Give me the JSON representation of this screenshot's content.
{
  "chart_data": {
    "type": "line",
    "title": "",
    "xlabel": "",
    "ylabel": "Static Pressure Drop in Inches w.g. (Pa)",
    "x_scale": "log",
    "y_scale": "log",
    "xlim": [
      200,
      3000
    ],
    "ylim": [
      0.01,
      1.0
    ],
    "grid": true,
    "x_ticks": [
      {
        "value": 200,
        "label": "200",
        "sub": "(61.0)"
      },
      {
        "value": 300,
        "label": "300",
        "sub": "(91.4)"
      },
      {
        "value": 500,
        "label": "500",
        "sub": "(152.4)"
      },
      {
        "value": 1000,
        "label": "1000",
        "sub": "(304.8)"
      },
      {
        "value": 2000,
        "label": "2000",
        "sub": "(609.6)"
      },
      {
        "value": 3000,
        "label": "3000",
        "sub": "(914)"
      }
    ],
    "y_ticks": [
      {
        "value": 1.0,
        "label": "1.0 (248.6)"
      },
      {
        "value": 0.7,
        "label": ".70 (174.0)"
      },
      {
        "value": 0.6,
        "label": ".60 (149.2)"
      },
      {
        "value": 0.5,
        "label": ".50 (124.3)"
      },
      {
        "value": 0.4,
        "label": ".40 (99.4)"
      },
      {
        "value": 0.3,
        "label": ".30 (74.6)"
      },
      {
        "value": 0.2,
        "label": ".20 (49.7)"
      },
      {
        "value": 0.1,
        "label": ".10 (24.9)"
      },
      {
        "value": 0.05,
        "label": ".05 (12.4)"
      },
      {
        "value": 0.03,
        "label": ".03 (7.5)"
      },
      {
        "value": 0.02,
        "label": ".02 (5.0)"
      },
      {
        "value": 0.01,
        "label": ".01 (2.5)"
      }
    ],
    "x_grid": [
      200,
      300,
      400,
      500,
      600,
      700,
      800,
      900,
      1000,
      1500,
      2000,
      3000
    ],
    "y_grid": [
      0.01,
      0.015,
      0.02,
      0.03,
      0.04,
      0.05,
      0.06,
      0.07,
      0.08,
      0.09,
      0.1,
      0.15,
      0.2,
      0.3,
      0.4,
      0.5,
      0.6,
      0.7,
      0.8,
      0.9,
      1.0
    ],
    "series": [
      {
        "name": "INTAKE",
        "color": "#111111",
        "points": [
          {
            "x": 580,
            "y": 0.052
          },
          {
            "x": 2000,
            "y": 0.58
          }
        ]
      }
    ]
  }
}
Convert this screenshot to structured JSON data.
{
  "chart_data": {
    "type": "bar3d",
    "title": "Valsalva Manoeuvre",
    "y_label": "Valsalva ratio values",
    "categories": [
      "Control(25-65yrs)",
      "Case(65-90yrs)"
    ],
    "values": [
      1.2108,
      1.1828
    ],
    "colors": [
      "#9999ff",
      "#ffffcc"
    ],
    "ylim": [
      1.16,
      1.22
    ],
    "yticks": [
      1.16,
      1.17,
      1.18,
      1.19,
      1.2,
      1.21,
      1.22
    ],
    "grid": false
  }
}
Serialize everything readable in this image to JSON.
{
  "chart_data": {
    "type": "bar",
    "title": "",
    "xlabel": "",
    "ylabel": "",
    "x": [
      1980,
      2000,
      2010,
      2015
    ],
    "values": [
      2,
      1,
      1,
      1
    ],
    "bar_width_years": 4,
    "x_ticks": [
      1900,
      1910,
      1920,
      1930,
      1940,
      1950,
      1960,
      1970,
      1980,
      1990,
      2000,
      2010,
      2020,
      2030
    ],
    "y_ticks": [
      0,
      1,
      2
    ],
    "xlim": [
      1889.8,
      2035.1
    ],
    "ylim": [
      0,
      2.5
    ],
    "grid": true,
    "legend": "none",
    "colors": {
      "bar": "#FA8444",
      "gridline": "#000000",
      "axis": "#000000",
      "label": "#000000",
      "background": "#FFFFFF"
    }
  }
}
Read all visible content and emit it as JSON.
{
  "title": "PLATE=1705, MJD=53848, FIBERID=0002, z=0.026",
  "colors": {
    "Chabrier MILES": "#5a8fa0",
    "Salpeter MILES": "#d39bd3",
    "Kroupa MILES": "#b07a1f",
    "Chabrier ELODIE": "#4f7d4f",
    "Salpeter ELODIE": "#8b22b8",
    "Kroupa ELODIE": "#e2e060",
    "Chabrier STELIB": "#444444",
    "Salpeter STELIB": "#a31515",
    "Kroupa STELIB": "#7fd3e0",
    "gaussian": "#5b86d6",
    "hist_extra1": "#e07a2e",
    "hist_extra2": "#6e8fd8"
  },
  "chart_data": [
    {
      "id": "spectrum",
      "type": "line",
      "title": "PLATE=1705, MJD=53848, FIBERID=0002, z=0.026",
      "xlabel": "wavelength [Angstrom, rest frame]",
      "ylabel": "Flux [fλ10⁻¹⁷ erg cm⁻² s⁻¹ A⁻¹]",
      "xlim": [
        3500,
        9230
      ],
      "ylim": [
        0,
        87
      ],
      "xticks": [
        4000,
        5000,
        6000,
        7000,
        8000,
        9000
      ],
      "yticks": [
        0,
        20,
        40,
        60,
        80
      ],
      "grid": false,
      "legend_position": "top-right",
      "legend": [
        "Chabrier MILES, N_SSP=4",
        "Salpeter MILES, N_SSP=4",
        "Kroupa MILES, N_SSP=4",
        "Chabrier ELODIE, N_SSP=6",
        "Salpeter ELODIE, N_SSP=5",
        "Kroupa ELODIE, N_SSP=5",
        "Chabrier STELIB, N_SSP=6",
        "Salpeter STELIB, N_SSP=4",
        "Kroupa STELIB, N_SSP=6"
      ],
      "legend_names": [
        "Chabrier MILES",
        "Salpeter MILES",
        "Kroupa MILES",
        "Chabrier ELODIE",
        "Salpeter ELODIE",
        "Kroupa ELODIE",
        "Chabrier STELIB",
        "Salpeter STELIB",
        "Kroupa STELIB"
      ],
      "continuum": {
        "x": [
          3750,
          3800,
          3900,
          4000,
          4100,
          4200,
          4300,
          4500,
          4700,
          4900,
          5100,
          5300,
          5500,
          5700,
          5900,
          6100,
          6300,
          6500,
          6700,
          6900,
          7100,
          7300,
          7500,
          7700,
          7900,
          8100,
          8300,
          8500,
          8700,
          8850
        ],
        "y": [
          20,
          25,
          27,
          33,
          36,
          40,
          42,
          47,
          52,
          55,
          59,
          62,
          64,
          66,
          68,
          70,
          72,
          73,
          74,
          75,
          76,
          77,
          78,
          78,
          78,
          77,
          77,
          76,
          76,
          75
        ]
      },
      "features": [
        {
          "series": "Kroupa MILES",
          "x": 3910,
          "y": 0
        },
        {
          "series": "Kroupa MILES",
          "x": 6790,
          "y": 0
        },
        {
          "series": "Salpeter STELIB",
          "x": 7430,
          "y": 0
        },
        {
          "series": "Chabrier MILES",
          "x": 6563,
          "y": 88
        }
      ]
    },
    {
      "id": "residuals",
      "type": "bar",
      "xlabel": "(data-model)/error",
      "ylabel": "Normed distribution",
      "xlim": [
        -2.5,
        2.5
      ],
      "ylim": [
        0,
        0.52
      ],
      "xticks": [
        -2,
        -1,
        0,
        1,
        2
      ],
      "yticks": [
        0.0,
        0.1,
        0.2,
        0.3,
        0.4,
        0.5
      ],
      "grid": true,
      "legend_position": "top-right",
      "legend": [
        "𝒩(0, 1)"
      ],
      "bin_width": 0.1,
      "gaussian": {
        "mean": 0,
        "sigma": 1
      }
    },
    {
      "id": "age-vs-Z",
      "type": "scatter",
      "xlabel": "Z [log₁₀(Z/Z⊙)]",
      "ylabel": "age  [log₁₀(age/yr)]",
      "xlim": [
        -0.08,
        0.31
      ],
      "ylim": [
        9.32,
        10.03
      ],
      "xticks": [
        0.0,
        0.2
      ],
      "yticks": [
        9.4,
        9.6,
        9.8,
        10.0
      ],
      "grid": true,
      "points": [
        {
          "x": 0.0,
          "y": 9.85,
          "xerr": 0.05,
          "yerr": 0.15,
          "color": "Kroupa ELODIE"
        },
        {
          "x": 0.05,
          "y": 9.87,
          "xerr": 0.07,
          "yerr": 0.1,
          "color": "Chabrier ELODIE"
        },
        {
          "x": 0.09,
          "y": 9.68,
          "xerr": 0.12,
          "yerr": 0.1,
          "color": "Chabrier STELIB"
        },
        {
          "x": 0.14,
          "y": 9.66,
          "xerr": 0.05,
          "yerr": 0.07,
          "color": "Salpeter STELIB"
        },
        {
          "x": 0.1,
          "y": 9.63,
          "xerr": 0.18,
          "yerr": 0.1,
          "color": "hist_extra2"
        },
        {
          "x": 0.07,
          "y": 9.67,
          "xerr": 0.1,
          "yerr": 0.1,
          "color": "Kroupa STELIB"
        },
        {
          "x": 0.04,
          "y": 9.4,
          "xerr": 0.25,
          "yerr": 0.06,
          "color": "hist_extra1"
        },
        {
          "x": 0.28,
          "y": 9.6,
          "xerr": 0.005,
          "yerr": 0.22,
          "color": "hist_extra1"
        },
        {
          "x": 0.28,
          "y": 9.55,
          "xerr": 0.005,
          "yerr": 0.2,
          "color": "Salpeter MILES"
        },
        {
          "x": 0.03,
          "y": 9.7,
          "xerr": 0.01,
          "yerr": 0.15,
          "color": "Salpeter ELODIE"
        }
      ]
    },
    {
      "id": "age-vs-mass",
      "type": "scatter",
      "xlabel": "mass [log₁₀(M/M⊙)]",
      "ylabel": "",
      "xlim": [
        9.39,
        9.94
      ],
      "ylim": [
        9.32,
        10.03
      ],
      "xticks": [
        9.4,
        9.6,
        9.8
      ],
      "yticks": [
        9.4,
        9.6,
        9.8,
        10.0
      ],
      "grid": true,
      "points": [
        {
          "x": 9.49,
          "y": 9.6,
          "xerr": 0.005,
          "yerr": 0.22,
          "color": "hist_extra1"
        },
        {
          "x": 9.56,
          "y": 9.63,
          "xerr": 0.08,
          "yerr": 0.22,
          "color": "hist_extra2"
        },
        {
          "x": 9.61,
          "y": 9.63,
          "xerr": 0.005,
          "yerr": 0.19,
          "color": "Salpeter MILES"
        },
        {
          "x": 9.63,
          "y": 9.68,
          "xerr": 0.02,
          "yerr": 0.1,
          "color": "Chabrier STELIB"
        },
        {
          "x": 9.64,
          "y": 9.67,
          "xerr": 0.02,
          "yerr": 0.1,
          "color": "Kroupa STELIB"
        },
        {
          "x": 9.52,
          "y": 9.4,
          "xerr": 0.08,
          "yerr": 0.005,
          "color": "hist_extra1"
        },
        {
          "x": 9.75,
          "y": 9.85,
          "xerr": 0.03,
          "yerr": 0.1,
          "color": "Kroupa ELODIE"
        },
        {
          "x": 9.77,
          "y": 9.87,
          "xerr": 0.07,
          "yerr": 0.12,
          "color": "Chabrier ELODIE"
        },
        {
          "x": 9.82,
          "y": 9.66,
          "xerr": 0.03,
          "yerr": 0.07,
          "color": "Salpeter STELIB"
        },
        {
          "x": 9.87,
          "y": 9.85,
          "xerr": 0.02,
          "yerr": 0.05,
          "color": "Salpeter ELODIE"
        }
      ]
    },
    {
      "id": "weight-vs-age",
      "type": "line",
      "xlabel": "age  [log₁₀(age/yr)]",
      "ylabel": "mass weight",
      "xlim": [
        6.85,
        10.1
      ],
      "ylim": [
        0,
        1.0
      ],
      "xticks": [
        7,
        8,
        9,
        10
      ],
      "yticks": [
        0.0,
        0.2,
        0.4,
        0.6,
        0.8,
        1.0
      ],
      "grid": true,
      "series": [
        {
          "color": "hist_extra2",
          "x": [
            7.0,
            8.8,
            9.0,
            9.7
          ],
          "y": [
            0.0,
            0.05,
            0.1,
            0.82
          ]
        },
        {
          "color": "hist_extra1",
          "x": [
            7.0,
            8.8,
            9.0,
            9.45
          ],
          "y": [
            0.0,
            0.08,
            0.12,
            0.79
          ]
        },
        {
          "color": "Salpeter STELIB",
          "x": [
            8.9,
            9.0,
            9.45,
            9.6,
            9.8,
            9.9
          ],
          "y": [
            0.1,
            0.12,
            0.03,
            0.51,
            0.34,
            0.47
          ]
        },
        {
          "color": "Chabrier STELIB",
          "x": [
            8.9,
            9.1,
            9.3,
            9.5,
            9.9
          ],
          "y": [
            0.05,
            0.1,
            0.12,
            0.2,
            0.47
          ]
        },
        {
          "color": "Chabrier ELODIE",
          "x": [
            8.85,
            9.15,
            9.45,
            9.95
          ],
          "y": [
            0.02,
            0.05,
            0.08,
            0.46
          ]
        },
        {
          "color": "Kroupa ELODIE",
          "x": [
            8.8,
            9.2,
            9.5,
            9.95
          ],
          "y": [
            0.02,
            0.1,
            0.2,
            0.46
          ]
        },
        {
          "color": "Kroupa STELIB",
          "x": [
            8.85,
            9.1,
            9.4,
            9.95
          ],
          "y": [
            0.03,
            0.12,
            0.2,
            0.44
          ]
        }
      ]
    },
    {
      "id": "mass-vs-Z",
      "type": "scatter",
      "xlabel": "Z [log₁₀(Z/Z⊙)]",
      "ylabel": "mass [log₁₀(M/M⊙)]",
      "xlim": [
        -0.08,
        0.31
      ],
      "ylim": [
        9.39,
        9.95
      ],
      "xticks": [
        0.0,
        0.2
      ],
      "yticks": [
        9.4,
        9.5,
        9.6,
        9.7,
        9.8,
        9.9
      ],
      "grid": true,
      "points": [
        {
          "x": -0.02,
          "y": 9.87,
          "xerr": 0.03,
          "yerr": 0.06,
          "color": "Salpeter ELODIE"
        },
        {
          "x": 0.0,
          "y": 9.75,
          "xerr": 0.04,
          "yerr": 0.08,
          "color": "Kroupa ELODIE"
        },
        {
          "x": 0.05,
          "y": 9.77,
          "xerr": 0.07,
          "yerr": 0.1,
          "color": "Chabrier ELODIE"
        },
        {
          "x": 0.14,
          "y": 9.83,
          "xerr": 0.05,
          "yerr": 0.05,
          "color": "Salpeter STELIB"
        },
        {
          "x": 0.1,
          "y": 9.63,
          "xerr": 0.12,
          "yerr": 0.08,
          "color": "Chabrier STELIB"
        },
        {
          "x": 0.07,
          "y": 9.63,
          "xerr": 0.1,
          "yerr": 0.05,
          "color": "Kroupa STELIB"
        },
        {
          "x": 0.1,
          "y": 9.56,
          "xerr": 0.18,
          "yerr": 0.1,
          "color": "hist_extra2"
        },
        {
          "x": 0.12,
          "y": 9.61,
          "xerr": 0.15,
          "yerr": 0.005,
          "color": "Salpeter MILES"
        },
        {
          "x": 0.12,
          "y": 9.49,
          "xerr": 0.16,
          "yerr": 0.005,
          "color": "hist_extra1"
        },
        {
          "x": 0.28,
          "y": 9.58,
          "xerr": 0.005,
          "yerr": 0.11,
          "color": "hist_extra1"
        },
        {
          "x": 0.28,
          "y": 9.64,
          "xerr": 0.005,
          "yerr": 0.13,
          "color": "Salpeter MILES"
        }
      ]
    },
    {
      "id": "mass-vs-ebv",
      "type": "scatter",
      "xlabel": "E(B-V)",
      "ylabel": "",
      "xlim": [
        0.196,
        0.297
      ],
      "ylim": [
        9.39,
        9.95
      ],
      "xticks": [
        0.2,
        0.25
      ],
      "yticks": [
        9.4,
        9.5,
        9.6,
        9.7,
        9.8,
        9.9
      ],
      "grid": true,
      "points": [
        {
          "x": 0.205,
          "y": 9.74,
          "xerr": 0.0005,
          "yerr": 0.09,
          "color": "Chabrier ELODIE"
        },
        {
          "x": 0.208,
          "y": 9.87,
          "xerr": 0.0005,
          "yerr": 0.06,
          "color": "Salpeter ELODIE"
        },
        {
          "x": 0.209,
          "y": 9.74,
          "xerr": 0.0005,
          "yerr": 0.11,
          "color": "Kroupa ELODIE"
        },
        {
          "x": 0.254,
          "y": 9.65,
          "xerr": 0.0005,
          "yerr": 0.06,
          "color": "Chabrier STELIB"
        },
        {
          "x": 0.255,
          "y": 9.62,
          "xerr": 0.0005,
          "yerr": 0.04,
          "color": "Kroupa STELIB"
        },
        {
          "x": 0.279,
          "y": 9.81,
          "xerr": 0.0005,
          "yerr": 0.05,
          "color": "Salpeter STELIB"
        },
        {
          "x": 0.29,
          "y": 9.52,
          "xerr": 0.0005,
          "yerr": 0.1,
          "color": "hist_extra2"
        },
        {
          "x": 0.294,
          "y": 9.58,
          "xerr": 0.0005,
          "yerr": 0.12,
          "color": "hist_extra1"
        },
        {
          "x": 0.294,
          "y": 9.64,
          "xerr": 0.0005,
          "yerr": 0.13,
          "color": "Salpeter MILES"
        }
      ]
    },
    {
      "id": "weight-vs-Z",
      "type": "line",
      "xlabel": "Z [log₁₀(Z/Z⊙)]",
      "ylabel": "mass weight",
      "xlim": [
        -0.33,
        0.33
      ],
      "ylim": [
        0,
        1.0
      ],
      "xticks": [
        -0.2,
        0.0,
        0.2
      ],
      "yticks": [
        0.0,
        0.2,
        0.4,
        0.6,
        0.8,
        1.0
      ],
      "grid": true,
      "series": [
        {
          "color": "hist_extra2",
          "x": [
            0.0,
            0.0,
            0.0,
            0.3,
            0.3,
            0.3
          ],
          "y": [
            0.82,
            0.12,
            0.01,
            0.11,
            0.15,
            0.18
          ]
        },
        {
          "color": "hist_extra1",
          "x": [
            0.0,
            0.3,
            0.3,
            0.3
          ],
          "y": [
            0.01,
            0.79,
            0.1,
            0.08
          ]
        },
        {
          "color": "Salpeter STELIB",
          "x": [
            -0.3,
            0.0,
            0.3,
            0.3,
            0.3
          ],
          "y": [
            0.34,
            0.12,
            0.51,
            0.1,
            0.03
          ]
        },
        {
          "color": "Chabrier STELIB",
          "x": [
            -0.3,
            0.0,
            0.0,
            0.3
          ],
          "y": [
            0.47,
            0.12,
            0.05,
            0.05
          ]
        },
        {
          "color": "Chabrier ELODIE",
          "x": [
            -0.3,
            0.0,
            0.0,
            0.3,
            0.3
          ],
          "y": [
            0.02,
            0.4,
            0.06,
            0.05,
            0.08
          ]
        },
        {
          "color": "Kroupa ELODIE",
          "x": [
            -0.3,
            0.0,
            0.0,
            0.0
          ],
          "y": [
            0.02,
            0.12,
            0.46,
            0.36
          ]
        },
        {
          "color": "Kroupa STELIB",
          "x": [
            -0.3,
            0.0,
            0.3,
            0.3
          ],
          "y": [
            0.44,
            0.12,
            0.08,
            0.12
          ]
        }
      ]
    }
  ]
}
####
§ **Given exercise**
Copy every line of the data that holds the string "weight".

§ **Task result**
      "id": "weight-vs-age",
      "ylabel": "mass weight",
      "id": "weight-vs-Z",
      "ylabel": "mass weight",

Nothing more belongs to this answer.